(Collected data entries)
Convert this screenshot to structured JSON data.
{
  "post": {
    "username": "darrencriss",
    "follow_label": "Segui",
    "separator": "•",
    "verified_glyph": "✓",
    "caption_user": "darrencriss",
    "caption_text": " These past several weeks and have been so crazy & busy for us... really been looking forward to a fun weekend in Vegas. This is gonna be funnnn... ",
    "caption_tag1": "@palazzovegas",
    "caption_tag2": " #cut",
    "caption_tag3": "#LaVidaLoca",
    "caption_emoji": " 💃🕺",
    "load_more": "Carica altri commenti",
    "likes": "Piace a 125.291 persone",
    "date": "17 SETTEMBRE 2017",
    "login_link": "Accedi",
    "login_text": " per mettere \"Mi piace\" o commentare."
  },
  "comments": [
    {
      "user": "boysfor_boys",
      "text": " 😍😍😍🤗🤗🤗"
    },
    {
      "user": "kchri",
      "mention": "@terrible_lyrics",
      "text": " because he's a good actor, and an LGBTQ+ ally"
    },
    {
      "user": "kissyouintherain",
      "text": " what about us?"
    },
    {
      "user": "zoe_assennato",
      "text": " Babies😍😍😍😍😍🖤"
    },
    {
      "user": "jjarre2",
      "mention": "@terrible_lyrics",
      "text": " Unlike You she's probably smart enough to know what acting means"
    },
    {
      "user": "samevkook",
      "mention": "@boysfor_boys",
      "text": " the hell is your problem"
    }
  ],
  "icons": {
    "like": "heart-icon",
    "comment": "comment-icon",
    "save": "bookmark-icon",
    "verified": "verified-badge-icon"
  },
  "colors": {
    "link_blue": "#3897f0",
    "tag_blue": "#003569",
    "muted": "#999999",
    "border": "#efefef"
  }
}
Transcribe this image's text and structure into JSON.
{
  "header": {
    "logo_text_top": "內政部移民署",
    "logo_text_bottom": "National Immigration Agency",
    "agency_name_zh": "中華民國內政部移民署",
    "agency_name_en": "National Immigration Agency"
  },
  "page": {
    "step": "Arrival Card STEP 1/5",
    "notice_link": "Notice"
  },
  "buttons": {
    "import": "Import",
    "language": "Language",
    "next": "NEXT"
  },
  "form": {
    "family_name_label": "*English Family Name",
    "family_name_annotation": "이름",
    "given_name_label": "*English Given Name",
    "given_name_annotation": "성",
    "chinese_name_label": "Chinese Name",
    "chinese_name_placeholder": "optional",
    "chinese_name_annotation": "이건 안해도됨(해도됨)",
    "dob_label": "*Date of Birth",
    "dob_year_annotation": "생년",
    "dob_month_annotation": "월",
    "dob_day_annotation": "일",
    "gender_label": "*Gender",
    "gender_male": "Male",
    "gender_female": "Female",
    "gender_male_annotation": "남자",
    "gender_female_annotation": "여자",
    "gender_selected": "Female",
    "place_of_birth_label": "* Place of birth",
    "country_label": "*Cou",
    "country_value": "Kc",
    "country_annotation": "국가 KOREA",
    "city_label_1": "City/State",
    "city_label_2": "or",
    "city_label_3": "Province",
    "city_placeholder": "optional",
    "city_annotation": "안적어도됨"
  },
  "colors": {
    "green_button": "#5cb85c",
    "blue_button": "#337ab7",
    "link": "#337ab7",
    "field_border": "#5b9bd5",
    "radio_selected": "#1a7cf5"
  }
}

* _Aim_
Scan the material line by line and report each one that contains "English".

* _Output for this exercise_
    "family_name_label": "*English Family Name",
    "given_name_label": "*English Given Name",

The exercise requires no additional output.